Stored entries

==*==

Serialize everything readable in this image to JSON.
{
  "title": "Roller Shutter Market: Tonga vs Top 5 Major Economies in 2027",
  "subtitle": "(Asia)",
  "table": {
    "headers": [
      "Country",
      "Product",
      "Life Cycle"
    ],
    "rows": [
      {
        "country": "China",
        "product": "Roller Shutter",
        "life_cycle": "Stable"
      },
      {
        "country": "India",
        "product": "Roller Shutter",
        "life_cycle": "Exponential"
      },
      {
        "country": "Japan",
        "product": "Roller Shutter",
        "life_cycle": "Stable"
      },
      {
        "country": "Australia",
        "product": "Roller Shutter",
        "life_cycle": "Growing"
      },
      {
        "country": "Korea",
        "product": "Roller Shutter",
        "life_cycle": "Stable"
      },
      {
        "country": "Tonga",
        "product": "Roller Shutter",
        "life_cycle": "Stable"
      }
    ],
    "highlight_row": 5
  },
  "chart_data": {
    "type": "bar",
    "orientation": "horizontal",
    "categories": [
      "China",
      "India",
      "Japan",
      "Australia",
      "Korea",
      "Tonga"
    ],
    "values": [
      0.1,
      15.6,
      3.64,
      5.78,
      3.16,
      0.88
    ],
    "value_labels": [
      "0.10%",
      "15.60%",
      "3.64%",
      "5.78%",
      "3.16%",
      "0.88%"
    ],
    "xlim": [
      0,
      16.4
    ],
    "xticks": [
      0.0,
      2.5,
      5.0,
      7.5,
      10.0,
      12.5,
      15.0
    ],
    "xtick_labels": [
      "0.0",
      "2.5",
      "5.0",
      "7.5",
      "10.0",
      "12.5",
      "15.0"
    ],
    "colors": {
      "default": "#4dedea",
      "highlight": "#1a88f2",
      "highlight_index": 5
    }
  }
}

==*==

(Aim of the exercise)
Retype the records that precede this task, keeping them exactly the same.

(The output)
Serialize everything readable in this image to JSON.
{
  "title": "Roller Shutter Market: Tonga vs Top 5 Major Economies in 2027",
  "subtitle": "(Asia)",
  "table": {
    "headers": [
      "Country",
      "Product",
      "Life Cycle"
    ],
    "rows": [
      {
        "country": "China",
        "product": "Roller Shutter",
        "life_cycle": "Stable"
      },
      {
        "country": "India",
        "product": "Roller Shutter",
        "life_cycle": "Exponential"
      },
      {
        "country": "Japan",
        "product": "Roller Shutter",
        "life_cycle": "Stable"
      },
      {
        "country": "Australia",
        "product": "Roller Shutter",
        "life_cycle": "Growing"
      },
      {
        "country": "Korea",
        "product": "Roller Shutter",
        "life_cycle": "Stable"
      },
      {
        "country": "Tonga",
        "product": "Roller Shutter",
        "life_cycle": "Stable"
      }
    ],
    "highlight_row": 5
  },
  "chart_data": {
    "type": "bar",
    "orientation": "horizontal",
    "categories": [
      "China",
      "India",
      "Japan",
      "Australia",
      "Korea",
      "Tonga"
    ],
    "values": [
      0.1,
      15.6,
      3.64,
      5.78,
      3.16,
      0.88
    ],
    "value_labels": [
      "0.10%",
      "15.60%",
      "3.64%",
      "5.78%",
      "3.16%",
      "0.88%"
    ],
    "xlim": [
      0,
      16.4
    ],
    "xticks": [
      0.0,
      2.5,
      5.0,
      7.5,
      10.0,
      12.5,
      15.0
    ],
    "xtick_labels": [
      "0.0",
      "2.5",
      "5.0",
      "7.5",
      "10.0",
      "12.5",
      "15.0"
    ],
    "colors": {
      "default": "#4dedea",
      "highlight": "#1a88f2",
      "highlight_index": 5
    }
  }
}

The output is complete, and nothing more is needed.